Problem description: Return the lines where the word "this" occurs.

Saved entries:

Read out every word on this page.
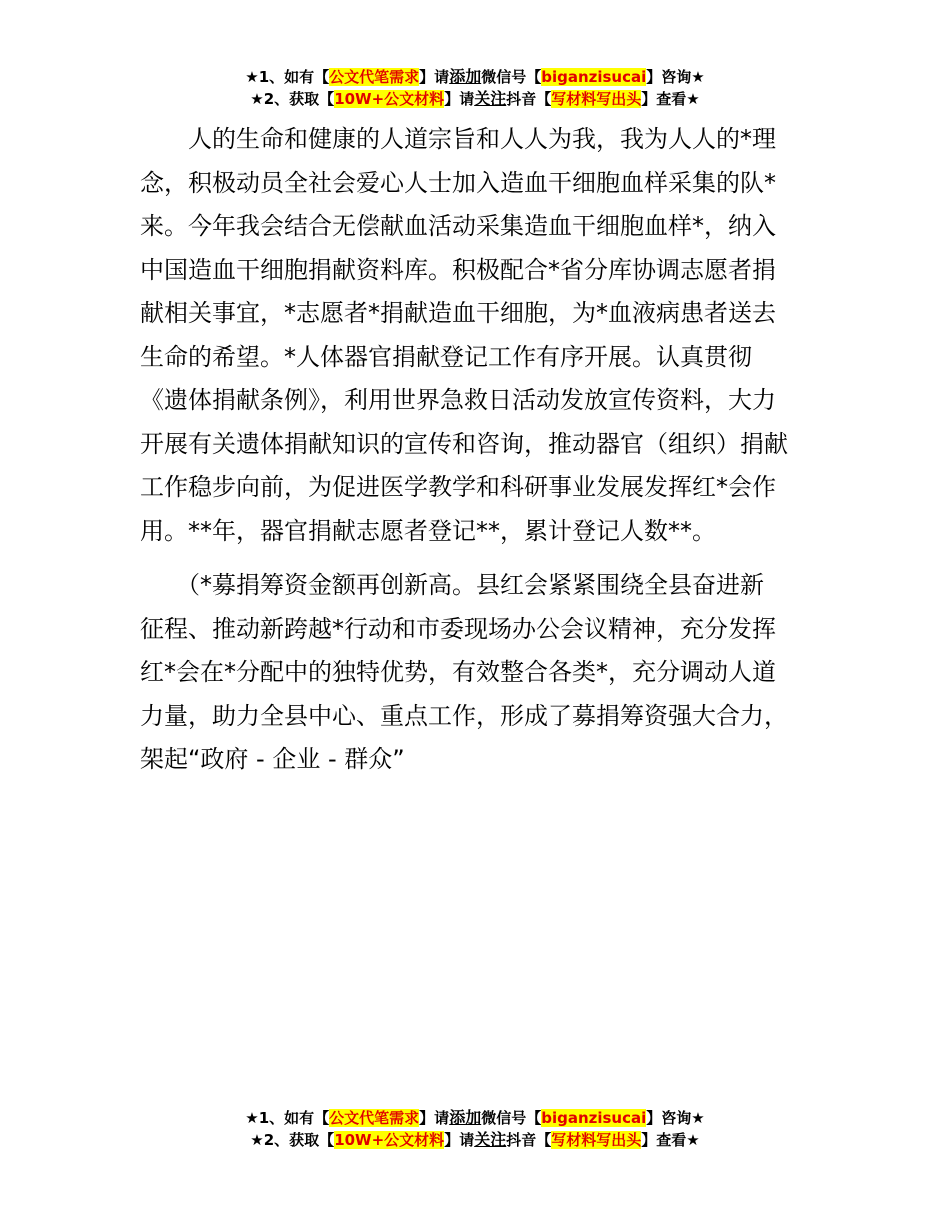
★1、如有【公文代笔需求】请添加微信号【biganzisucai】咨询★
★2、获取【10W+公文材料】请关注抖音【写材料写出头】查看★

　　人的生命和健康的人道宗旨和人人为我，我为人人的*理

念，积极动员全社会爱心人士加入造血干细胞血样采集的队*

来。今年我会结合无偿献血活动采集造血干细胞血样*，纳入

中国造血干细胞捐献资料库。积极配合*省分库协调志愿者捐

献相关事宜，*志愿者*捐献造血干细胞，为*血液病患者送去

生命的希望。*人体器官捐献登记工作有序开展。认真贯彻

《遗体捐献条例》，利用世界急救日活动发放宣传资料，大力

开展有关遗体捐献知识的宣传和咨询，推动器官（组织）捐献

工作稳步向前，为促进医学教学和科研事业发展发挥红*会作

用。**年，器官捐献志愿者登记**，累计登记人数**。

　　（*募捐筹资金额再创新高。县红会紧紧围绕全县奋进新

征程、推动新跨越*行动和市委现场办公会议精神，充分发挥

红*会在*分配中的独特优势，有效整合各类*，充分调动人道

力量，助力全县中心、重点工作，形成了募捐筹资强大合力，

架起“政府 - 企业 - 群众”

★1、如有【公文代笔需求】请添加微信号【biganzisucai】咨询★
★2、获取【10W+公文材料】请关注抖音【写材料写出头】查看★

* * *

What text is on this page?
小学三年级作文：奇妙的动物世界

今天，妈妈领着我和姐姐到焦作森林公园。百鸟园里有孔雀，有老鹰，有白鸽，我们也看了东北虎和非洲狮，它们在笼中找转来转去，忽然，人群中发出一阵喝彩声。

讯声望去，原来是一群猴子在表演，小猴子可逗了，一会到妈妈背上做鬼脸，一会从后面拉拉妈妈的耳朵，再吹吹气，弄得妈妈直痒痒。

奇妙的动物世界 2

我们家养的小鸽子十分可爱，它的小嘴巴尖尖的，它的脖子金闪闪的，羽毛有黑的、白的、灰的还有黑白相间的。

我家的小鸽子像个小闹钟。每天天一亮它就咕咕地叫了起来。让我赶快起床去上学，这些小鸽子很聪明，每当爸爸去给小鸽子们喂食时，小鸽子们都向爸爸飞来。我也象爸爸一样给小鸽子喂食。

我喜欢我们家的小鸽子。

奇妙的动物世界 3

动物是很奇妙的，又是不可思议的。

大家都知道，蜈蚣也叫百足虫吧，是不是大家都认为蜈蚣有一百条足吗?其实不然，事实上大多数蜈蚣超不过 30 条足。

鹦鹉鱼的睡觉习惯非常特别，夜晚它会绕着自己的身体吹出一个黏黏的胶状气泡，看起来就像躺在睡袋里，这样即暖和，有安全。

Full answer:
Read out every word on this page.
What text is on this page?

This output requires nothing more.